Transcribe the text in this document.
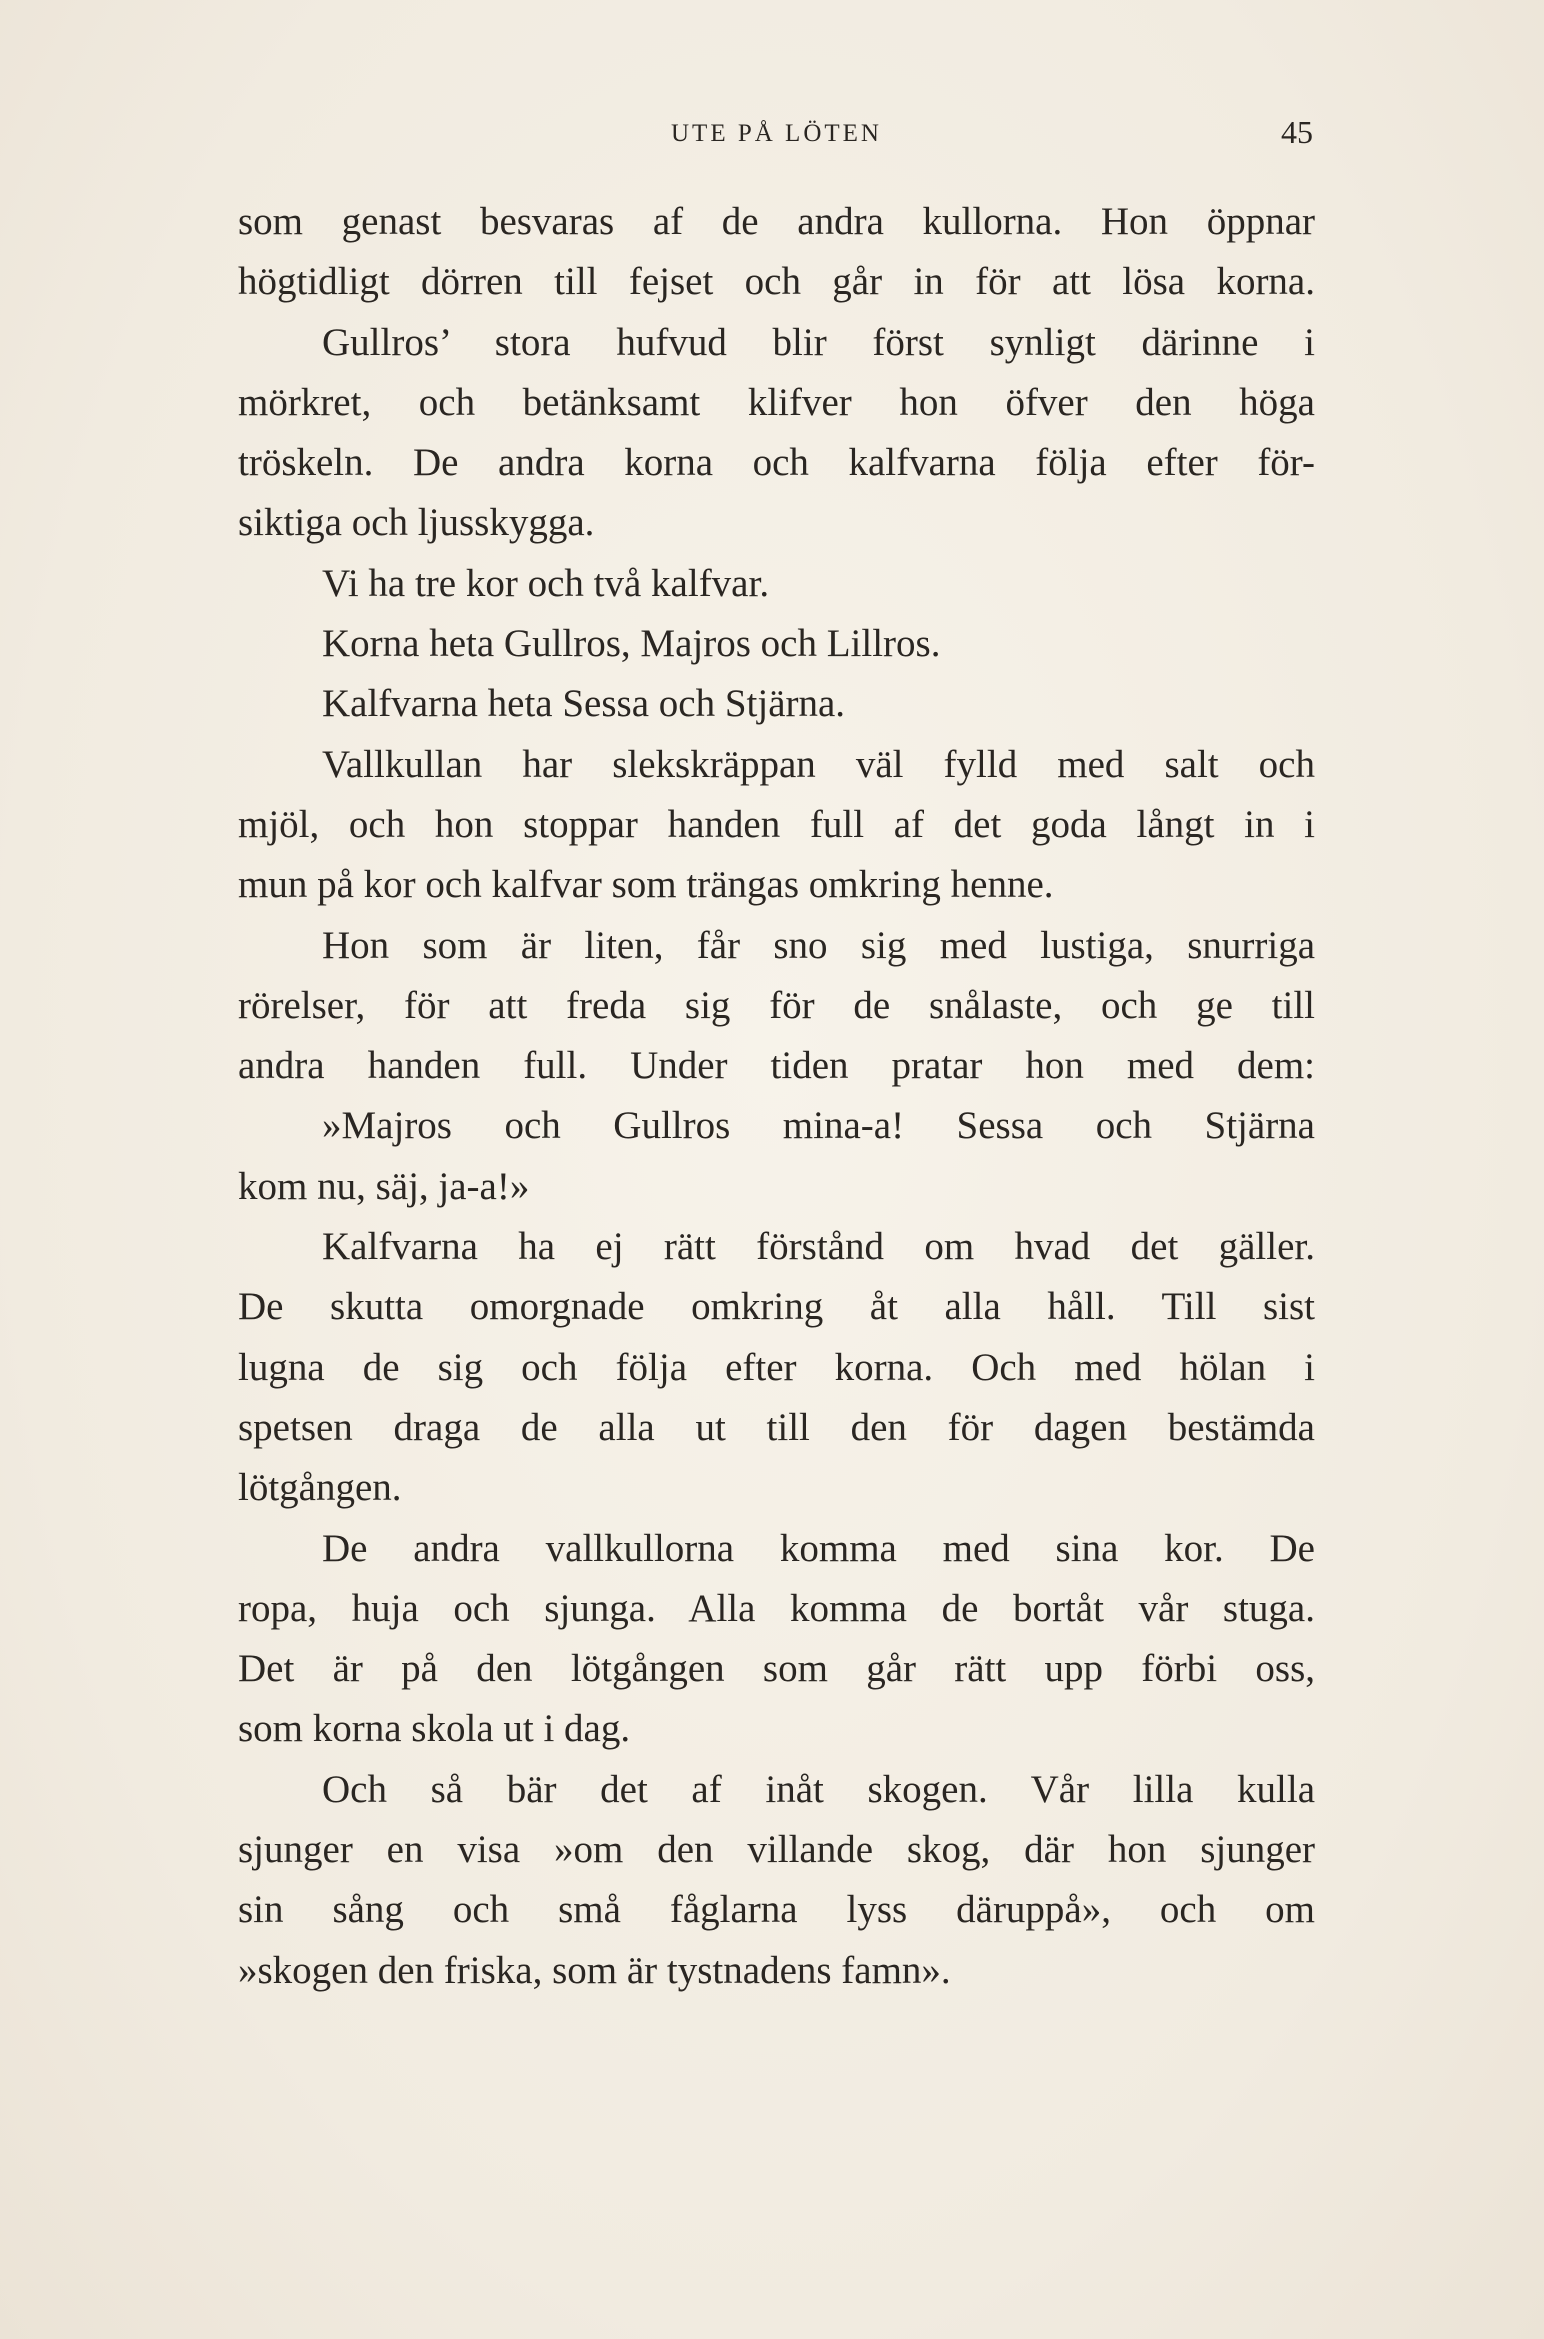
UTE PÅ LÖTEN	45
som genast besvaras af de andra kullorna. Hon öppnar
högtidligt dörren till fejset och går in för att lösa korna.
Gullros’ stora hufvud blir först synligt därinne i
mörkret, och betänksamt klifver hon öfver den höga
tröskeln. De andra korna och kalfvarna följa efter för-
siktiga och ljusskygga.
Vi ha tre kor och två kalfvar.
Korna heta Gullros, Majros och Lillros.
Kalfvarna heta Sessa och Stjärna.
Vallkullan har slekskräppan väl fylld med salt och
mjöl, och hon stoppar handen full af det goda långt in i
mun på kor och kalfvar som trängas omkring henne.
Hon som är liten, får sno sig med lustiga, snurriga
rörelser, för att freda sig för de snålaste, och ge till
andra handen full. Under tiden pratar hon med dem:
»Majros och Gullros mina-a! Sessa och Stjärna
kom nu, säj, ja-a!»
Kalfvarna ha ej rätt förstånd om hvad det gäller.
De skutta omorgnade omkring åt alla håll. Till sist
lugna de sig och följa efter korna. Och med hölan i
spetsen draga de alla ut till den för dagen bestämda
lötgången.
De andra vallkullorna komma med sina kor. De
ropa, huja och sjunga. Alla komma de bortåt vår stuga.
Det är på den lötgången som går rätt upp förbi oss,
som korna skola ut i dag.
Och så bär det af inåt skogen. Vår lilla kulla
sjunger en visa »om den villande skog, där hon sjunger
sin sång och små fåglarna lyss däruppå», och om
»skogen den friska, som är tystnadens famn».
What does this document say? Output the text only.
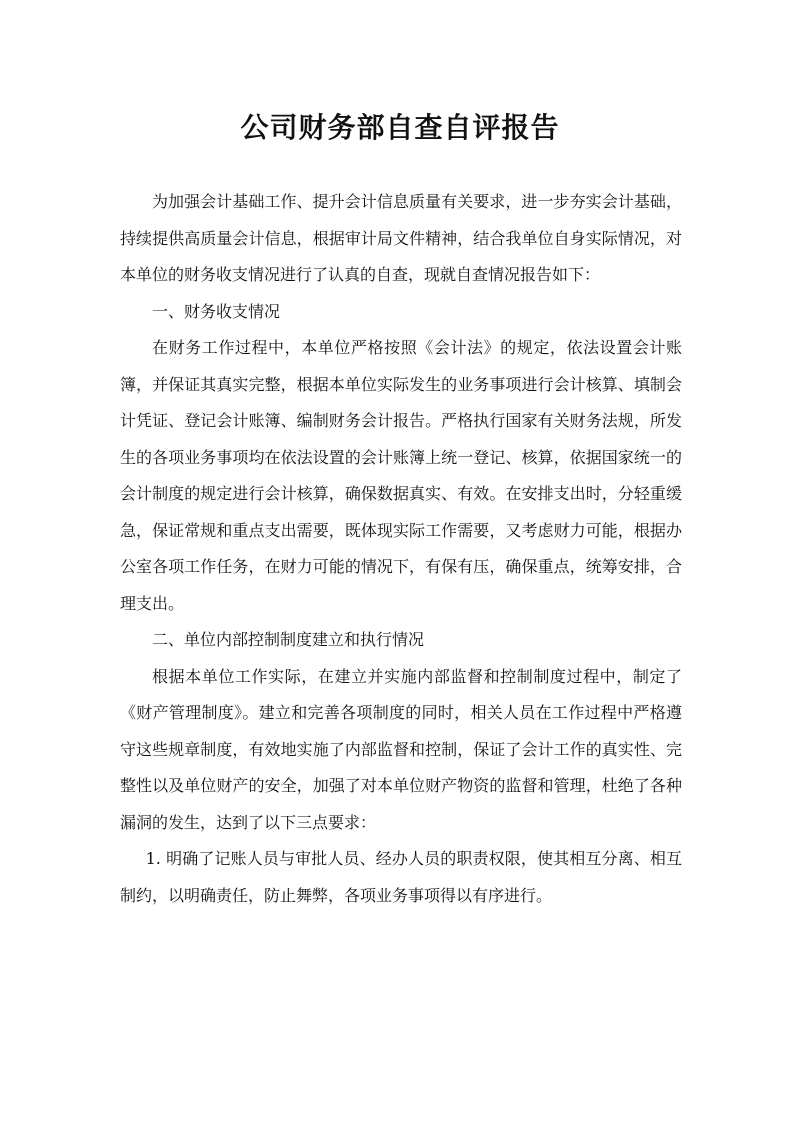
公司财务部自查自评报告

为加强会计基础工作、提升会计信息质量有关要求，进一步夯实会计基础，持续提供高质量会计信息，根据审计局文件精神，结合我单位自身实际情况，对本单位的财务收支情况进行了认真的自查，现就自查情况报告如下：

一、财务收支情况

在财务工作过程中，本单位严格按照《会计法》的规定，依法设置会计账簿，并保证其真实完整，根据本单位实际发生的业务事项进行会计核算、填制会计凭证、登记会计账簿、编制财务会计报告。严格执行国家有关财务法规，所发生的各项业务事项均在依法设置的会计账簿上统一登记、核算，依据国家统一的会计制度的规定进行会计核算，确保数据真实、有效。在安排支出时，分轻重缓急，保证常规和重点支出需要，既体现实际工作需要，又考虑财力可能，根据办公室各项工作任务，在财力可能的情况下，有保有压，确保重点，统筹安排，合理支出。

二、单位内部控制制度建立和执行情况

根据本单位工作实际，在建立并实施内部监督和控制制度过程中，制定了《财产管理制度》。建立和完善各项制度的同时，相关人员在工作过程中严格遵守这些规章制度，有效地实施了内部监督和控制，保证了会计工作的真实性、完整性以及单位财产的安全，加强了对本单位财产物资的监督和管理，杜绝了各种漏洞的发生，达到了以下三点要求：

1. 明确了记账人员与审批人员、经办人员的职责权限，使其相互分离、相互制约，以明确责任，防止舞弊，各项业务事项得以有序进行。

------------------------------------------------------------

Go through the entries above and output them exactly, without pictures.

Transcribe the text in this document.
UTE PÅ LÖTEN	45
som genast besvaras af de andra kullorna. Hon öppnar
högtidligt dörren till fejset och går in för att lösa korna.
Gullros’ stora hufvud blir först synligt därinne i
mörkret, och betänksamt klifver hon öfver den höga
tröskeln. De andra korna och kalfvarna följa efter för-
siktiga och ljusskygga.
Vi ha tre kor och två kalfvar.
Korna heta Gullros, Majros och Lillros.
Kalfvarna heta Sessa och Stjärna.
Vallkullan har slekskräppan väl fylld med salt och
mjöl, och hon stoppar handen full af det goda långt in i
mun på kor och kalfvar som trängas omkring henne.
Hon som är liten, får sno sig med lustiga, snurriga
rörelser, för att freda sig för de snålaste, och ge till
andra handen full. Under tiden pratar hon med dem:
»Majros och Gullros mina-a! Sessa och Stjärna
kom nu, säj, ja-a!»
Kalfvarna ha ej rätt förstånd om hvad det gäller.
De skutta omorgnade omkring åt alla håll. Till sist
lugna de sig och följa efter korna. Och med hölan i
spetsen draga de alla ut till den för dagen bestämda
lötgången.
De andra vallkullorna komma med sina kor. De
ropa, huja och sjunga. Alla komma de bortåt vår stuga.
Det är på den lötgången som går rätt upp förbi oss,
som korna skola ut i dag.
Och så bär det af inåt skogen. Vår lilla kulla
sjunger en visa »om den villande skog, där hon sjunger
sin sång och små fåglarna lyss däruppå», och om
»skogen den friska, som är tystnadens famn».
What does this document say? Output the text only.
公司财务部自查自评报告

为加强会计基础工作、提升会计信息质量有关要求，进一步夯实会计基础，持续提供高质量会计信息，根据审计局文件精神，结合我单位自身实际情况，对本单位的财务收支情况进行了认真的自查，现就自查情况报告如下：

一、财务收支情况

在财务工作过程中，本单位严格按照《会计法》的规定，依法设置会计账簿，并保证其真实完整，根据本单位实际发生的业务事项进行会计核算、填制会计凭证、登记会计账簿、编制财务会计报告。严格执行国家有关财务法规，所发生的各项业务事项均在依法设置的会计账簿上统一登记、核算，依据国家统一的会计制度的规定进行会计核算，确保数据真实、有效。在安排支出时，分轻重缓急，保证常规和重点支出需要，既体现实际工作需要，又考虑财力可能，根据办公室各项工作任务，在财力可能的情况下，有保有压，确保重点，统筹安排，合理支出。

二、单位内部控制制度建立和执行情况

根据本单位工作实际，在建立并实施内部监督和控制制度过程中，制定了《财产管理制度》。建立和完善各项制度的同时，相关人员在工作过程中严格遵守这些规章制度，有效地实施了内部监督和控制，保证了会计工作的真实性、完整性以及单位财产的安全，加强了对本单位财产物资的监督和管理，杜绝了各种漏洞的发生，达到了以下三点要求：

1. 明确了记账人员与审批人员、经办人员的职责权限，使其相互分离、相互制约，以明确责任，防止舞弊，各项业务事项得以有序进行。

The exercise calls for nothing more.